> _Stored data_
○ ○ ○
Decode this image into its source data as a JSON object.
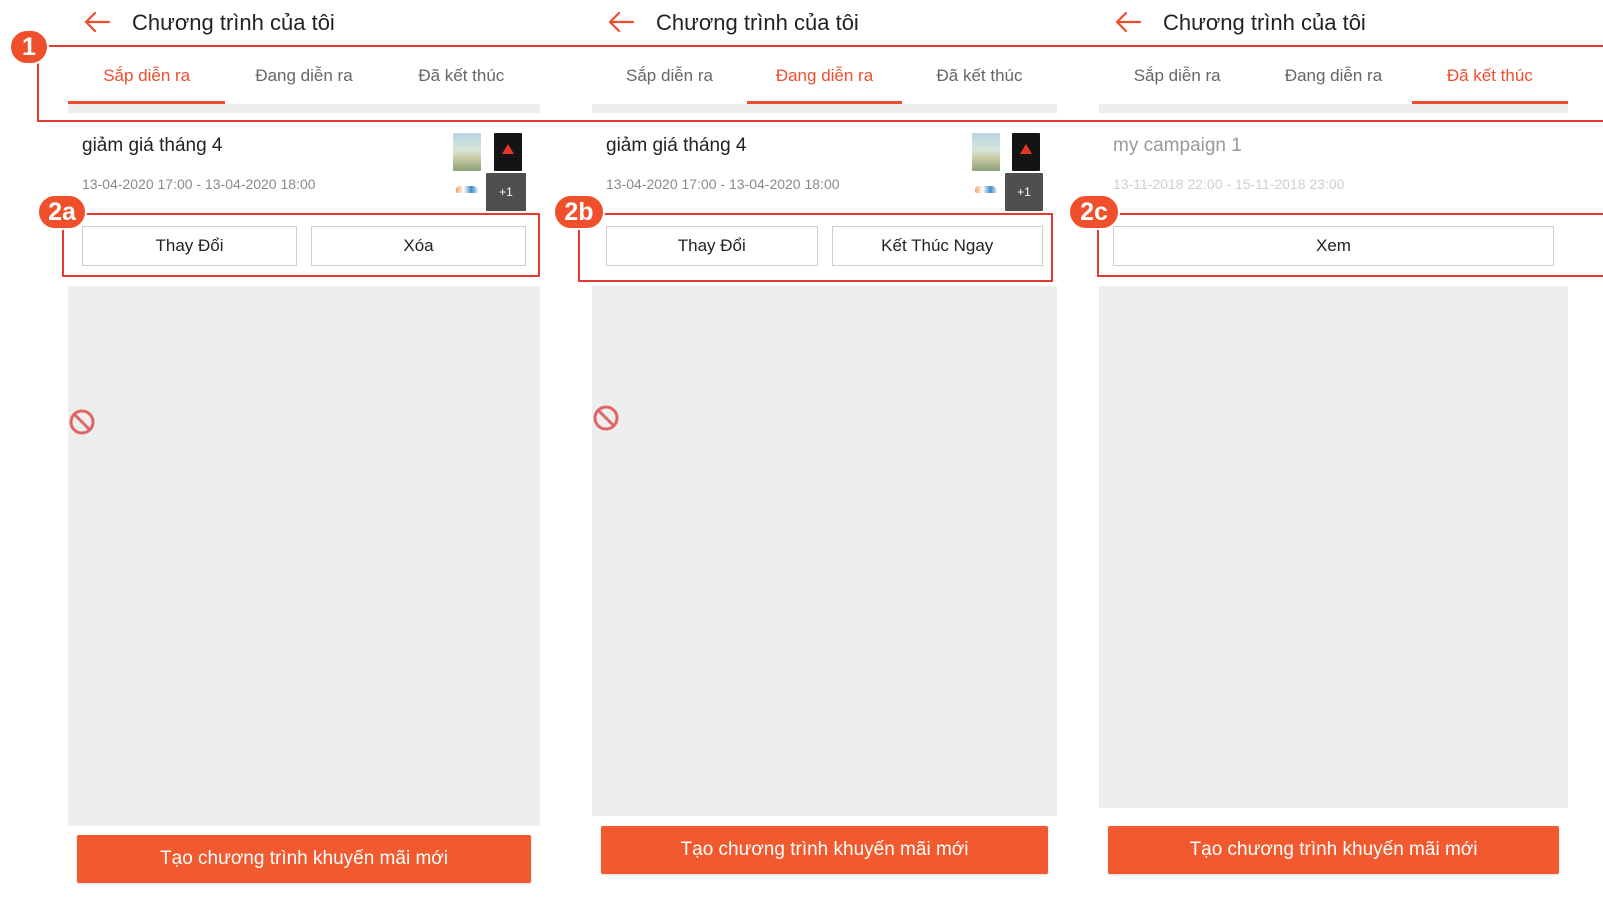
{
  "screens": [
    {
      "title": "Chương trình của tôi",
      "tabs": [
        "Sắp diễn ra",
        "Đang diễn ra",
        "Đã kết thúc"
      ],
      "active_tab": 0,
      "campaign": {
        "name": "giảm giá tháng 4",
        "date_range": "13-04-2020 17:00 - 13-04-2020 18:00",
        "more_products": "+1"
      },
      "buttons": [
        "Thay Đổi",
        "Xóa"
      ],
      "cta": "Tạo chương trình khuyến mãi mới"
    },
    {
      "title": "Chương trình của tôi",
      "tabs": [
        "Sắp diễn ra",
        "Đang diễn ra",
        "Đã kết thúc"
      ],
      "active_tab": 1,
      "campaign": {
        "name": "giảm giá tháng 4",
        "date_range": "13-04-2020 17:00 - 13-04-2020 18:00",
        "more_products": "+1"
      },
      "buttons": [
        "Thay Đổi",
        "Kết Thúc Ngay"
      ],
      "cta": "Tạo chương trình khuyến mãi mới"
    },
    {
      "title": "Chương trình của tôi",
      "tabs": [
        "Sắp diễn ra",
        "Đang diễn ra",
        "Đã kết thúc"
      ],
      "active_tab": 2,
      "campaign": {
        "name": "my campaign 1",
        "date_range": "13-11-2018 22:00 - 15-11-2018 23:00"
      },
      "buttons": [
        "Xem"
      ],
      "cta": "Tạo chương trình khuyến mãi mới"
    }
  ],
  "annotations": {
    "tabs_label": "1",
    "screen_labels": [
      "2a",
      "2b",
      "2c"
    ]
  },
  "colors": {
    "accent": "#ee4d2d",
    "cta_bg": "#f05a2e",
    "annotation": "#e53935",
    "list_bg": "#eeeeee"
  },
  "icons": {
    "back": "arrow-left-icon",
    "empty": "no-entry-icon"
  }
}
○ ○ ○
> _What the exercise asks_
Write the lines above out again exactly, without any of their pictures.

> _Written answer_
Decode this image into its source data as a JSON object.
{
  "screens": [
    {
      "title": "Chương trình của tôi",
      "tabs": [
        "Sắp diễn ra",
        "Đang diễn ra",
        "Đã kết thúc"
      ],
      "active_tab": 0,
      "campaign": {
        "name": "giảm giá tháng 4",
        "date_range": "13-04-2020 17:00 - 13-04-2020 18:00",
        "more_products": "+1"
      },
      "buttons": [
        "Thay Đổi",
        "Xóa"
      ],
      "cta": "Tạo chương trình khuyến mãi mới"
    },
    {
      "title": "Chương trình của tôi",
      "tabs": [
        "Sắp diễn ra",
        "Đang diễn ra",
        "Đã kết thúc"
      ],
      "active_tab": 1,
      "campaign": {
        "name": "giảm giá tháng 4",
        "date_range": "13-04-2020 17:00 - 13-04-2020 18:00",
        "more_products": "+1"
      },
      "buttons": [
        "Thay Đổi",
        "Kết Thúc Ngay"
      ],
      "cta": "Tạo chương trình khuyến mãi mới"
    },
    {
      "title": "Chương trình của tôi",
      "tabs": [
        "Sắp diễn ra",
        "Đang diễn ra",
        "Đã kết thúc"
      ],
      "active_tab": 2,
      "campaign": {
        "name": "my campaign 1",
        "date_range": "13-11-2018 22:00 - 15-11-2018 23:00"
      },
      "buttons": [
        "Xem"
      ],
      "cta": "Tạo chương trình khuyến mãi mới"
    }
  ],
  "annotations": {
    "tabs_label": "1",
    "screen_labels": [
      "2a",
      "2b",
      "2c"
    ]
  },
  "colors": {
    "accent": "#ee4d2d",
    "cta_bg": "#f05a2e",
    "annotation": "#e53935",
    "list_bg": "#eeeeee"
  },
  "icons": {
    "back": "arrow-left-icon",
    "empty": "no-entry-icon"
  }
}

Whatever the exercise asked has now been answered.